▸ WHAT THE EXERCISE ASKS
Copy out every one of the rows below word for word, leaving out the pictures.

* BEGIN DATASET ROWS *

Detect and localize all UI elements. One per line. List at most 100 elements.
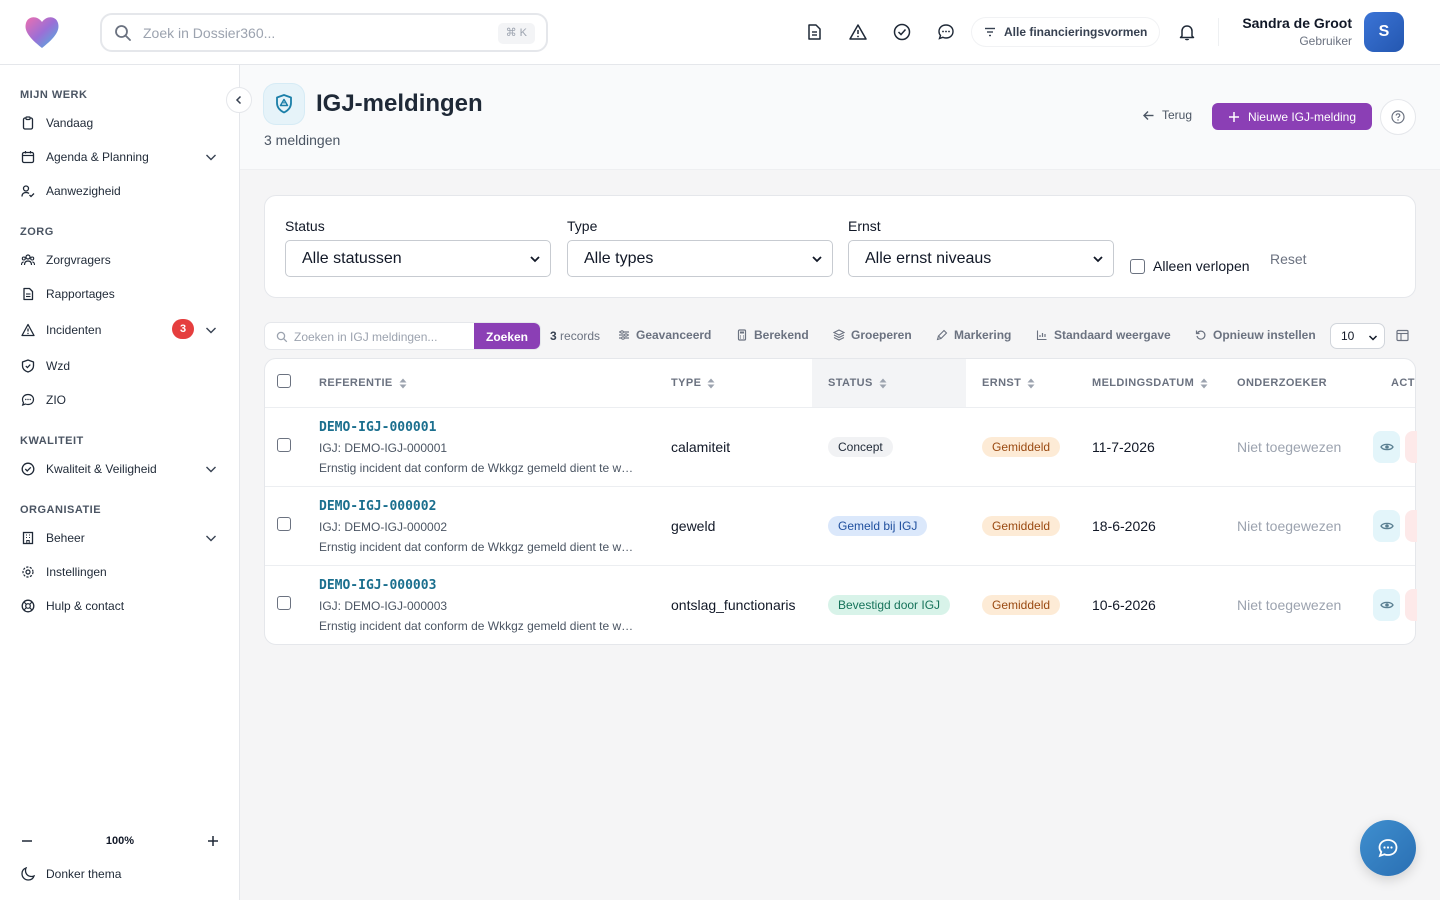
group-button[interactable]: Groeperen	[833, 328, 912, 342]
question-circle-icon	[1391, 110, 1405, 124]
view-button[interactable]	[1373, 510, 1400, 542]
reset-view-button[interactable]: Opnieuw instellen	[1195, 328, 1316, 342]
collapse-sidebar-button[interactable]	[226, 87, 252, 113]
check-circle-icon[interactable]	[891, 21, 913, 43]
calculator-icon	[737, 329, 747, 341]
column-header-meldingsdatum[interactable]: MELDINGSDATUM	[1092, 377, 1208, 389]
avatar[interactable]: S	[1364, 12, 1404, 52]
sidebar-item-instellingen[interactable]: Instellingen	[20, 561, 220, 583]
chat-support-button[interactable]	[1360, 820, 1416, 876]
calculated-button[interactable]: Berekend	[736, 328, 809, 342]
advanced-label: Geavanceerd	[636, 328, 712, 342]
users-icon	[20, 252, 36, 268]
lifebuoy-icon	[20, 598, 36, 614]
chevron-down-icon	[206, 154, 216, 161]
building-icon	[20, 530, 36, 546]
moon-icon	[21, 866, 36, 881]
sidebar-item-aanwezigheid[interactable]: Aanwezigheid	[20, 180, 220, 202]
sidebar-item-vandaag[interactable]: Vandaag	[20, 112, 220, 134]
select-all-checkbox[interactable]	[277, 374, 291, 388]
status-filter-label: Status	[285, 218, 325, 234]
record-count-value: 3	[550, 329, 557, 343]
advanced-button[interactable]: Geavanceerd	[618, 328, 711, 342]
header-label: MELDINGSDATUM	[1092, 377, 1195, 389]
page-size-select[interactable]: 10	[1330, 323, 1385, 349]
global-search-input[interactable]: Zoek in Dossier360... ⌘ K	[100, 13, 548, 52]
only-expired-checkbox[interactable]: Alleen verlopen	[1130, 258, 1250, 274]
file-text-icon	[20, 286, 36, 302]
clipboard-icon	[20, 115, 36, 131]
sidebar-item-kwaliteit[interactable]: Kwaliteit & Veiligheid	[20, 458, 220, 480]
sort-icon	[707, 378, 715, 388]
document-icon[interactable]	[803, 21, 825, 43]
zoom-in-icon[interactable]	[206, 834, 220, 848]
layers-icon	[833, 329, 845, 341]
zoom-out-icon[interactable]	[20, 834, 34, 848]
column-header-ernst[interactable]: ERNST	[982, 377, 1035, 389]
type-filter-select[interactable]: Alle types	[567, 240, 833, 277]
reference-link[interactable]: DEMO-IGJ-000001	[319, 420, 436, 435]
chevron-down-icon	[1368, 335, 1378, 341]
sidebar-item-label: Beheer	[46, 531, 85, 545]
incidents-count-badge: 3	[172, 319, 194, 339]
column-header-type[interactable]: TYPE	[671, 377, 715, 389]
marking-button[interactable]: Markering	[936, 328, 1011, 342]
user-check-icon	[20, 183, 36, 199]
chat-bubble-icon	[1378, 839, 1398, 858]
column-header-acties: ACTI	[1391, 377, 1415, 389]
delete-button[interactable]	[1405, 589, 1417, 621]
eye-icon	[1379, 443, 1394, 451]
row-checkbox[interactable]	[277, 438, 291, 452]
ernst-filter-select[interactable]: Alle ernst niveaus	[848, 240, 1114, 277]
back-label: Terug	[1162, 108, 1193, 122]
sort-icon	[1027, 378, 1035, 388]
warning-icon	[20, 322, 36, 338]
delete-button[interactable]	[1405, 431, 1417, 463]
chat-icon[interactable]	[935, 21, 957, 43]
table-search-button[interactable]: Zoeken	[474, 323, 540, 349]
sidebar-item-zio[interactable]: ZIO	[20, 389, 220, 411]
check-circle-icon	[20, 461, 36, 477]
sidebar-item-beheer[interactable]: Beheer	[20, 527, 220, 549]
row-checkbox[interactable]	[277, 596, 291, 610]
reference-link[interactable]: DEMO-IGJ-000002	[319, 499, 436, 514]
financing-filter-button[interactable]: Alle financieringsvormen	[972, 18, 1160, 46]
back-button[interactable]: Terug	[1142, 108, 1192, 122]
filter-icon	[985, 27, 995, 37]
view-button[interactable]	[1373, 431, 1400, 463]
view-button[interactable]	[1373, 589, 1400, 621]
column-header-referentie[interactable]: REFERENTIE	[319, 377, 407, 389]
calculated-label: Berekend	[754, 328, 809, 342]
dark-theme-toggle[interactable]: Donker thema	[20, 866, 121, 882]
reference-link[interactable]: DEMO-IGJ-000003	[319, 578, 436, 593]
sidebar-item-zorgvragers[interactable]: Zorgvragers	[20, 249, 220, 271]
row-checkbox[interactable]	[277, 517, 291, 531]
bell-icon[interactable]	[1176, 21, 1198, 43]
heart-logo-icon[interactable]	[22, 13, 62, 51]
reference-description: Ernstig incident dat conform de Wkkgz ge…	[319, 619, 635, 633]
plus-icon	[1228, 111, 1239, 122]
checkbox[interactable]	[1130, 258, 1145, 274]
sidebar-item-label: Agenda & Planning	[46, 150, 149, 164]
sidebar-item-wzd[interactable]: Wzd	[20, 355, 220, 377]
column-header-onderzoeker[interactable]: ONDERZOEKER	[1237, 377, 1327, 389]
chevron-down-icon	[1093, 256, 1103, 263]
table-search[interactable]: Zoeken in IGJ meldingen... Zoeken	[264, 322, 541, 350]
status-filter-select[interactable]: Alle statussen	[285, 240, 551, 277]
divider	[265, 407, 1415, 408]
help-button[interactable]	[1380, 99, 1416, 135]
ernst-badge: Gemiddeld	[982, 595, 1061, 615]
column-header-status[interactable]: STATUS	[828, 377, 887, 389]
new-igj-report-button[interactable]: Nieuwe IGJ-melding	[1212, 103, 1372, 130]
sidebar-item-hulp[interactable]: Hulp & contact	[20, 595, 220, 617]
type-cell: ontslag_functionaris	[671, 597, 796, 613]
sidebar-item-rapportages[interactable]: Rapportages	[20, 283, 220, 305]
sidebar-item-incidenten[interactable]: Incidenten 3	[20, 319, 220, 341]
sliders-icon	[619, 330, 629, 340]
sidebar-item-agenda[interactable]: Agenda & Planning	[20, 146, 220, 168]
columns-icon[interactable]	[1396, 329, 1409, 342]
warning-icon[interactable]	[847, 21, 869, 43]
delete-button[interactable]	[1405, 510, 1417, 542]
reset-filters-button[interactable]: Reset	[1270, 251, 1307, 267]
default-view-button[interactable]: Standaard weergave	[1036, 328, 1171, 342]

* END DATASET ROWS *

▸ THE REPLY
Detect and localize all UI elements. One per line. List at most 100 elements.
group-button[interactable]: Groeperen	[833, 328, 912, 342]
question-circle-icon	[1391, 110, 1405, 124]
view-button[interactable]	[1373, 510, 1400, 542]
reset-view-button[interactable]: Opnieuw instellen	[1195, 328, 1316, 342]
collapse-sidebar-button[interactable]	[226, 87, 252, 113]
check-circle-icon[interactable]	[891, 21, 913, 43]
calculator-icon	[737, 329, 747, 341]
column-header-meldingsdatum[interactable]: MELDINGSDATUM	[1092, 377, 1208, 389]
avatar[interactable]: S	[1364, 12, 1404, 52]
sidebar-item-instellingen[interactable]: Instellingen	[20, 561, 220, 583]
chat-support-button[interactable]	[1360, 820, 1416, 876]
calculated-button[interactable]: Berekend	[736, 328, 809, 342]
advanced-label: Geavanceerd	[636, 328, 712, 342]
users-icon	[20, 252, 36, 268]
lifebuoy-icon	[20, 598, 36, 614]
chevron-down-icon	[206, 154, 216, 161]
building-icon	[20, 530, 36, 546]
moon-icon	[21, 866, 36, 881]
sidebar-item-aanwezigheid[interactable]: Aanwezigheid	[20, 180, 220, 202]
sidebar-item-vandaag[interactable]: Vandaag	[20, 112, 220, 134]
select-all-checkbox[interactable]	[277, 374, 291, 388]
status-filter-label: Status	[285, 218, 325, 234]
record-count-value: 3	[550, 329, 557, 343]
advanced-button[interactable]: Geavanceerd	[618, 328, 711, 342]
header-label: MELDINGSDATUM	[1092, 377, 1195, 389]
page-size-select[interactable]: 10	[1330, 323, 1385, 349]
global-search-input[interactable]: Zoek in Dossier360... ⌘ K	[100, 13, 548, 52]
only-expired-checkbox[interactable]: Alleen verlopen	[1130, 258, 1250, 274]
file-text-icon	[20, 286, 36, 302]
clipboard-icon	[20, 115, 36, 131]
sidebar-item-kwaliteit[interactable]: Kwaliteit & Veiligheid	[20, 458, 220, 480]
sort-icon	[707, 378, 715, 388]
document-icon[interactable]	[803, 21, 825, 43]
zoom-in-icon[interactable]	[206, 834, 220, 848]
layers-icon	[833, 329, 845, 341]
zoom-out-icon[interactable]	[20, 834, 34, 848]
column-header-ernst[interactable]: ERNST	[982, 377, 1035, 389]
type-filter-select[interactable]: Alle types	[567, 240, 833, 277]
reference-link[interactable]: DEMO-IGJ-000001	[319, 420, 436, 435]
chevron-down-icon	[1368, 335, 1378, 341]
sidebar-item-label: Beheer	[46, 531, 85, 545]
incidents-count-badge: 3	[172, 319, 194, 339]
column-header-type[interactable]: TYPE	[671, 377, 715, 389]
marking-button[interactable]: Markering	[936, 328, 1011, 342]
user-check-icon	[20, 183, 36, 199]
chat-bubble-icon	[1378, 839, 1398, 858]
column-header-acties: ACTI	[1391, 377, 1415, 389]
delete-button[interactable]	[1405, 589, 1417, 621]
eye-icon	[1379, 443, 1394, 451]
row-checkbox[interactable]	[277, 438, 291, 452]
ernst-filter-select[interactable]: Alle ernst niveaus	[848, 240, 1114, 277]
back-label: Terug	[1162, 108, 1193, 122]
sort-icon	[1027, 378, 1035, 388]
warning-icon	[20, 322, 36, 338]
delete-button[interactable]	[1405, 431, 1417, 463]
chat-icon[interactable]	[935, 21, 957, 43]
table-search-button[interactable]: Zoeken	[474, 323, 540, 349]
sidebar-item-zio[interactable]: ZIO	[20, 389, 220, 411]
check-circle-icon	[20, 461, 36, 477]
sidebar-item-beheer[interactable]: Beheer	[20, 527, 220, 549]
row-checkbox[interactable]	[277, 596, 291, 610]
reference-link[interactable]: DEMO-IGJ-000002	[319, 499, 436, 514]
financing-filter-button[interactable]: Alle financieringsvormen	[972, 18, 1160, 46]
back-button[interactable]: Terug	[1142, 108, 1192, 122]
filter-icon	[985, 27, 995, 37]
view-button[interactable]	[1373, 431, 1400, 463]
view-button[interactable]	[1373, 589, 1400, 621]
column-header-referentie[interactable]: REFERENTIE	[319, 377, 407, 389]
calculated-label: Berekend	[754, 328, 809, 342]
dark-theme-toggle[interactable]: Donker thema	[20, 866, 121, 882]
reference-link[interactable]: DEMO-IGJ-000003	[319, 578, 436, 593]
sidebar-item-zorgvragers[interactable]: Zorgvragers	[20, 249, 220, 271]
row-checkbox[interactable]	[277, 517, 291, 531]
bell-icon[interactable]	[1176, 21, 1198, 43]
heart-logo-icon[interactable]	[22, 13, 62, 51]
reference-description: Ernstig incident dat conform de Wkkgz ge…	[319, 619, 635, 633]
plus-icon	[1228, 111, 1239, 122]
checkbox[interactable]	[1130, 258, 1145, 274]
sidebar-item-label: Agenda & Planning	[46, 150, 149, 164]
sidebar-item-wzd[interactable]: Wzd	[20, 355, 220, 377]
column-header-onderzoeker[interactable]: ONDERZOEKER	[1237, 377, 1327, 389]
chevron-down-icon	[1093, 256, 1103, 263]
table-search[interactable]: Zoeken in IGJ meldingen... Zoeken	[264, 322, 541, 350]
status-filter-select[interactable]: Alle statussen	[285, 240, 551, 277]
divider	[265, 407, 1415, 408]
help-button[interactable]	[1380, 99, 1416, 135]
ernst-badge: Gemiddeld	[982, 595, 1061, 615]
column-header-status[interactable]: STATUS	[828, 377, 887, 389]
new-igj-report-button[interactable]: Nieuwe IGJ-melding	[1212, 103, 1372, 130]
sidebar-item-hulp[interactable]: Hulp & contact	[20, 595, 220, 617]
type-cell: ontslag_functionaris	[671, 597, 796, 613]
sidebar-item-rapportages[interactable]: Rapportages	[20, 283, 220, 305]
sidebar-item-incidenten[interactable]: Incidenten 3	[20, 319, 220, 341]
sliders-icon	[619, 330, 629, 340]
sidebar-item-agenda[interactable]: Agenda & Planning	[20, 146, 220, 168]
columns-icon[interactable]	[1396, 329, 1409, 342]
warning-icon[interactable]	[847, 21, 869, 43]
delete-button[interactable]	[1405, 510, 1417, 542]
reset-filters-button[interactable]: Reset	[1270, 251, 1307, 267]
default-view-button[interactable]: Standaard weergave	[1036, 328, 1171, 342]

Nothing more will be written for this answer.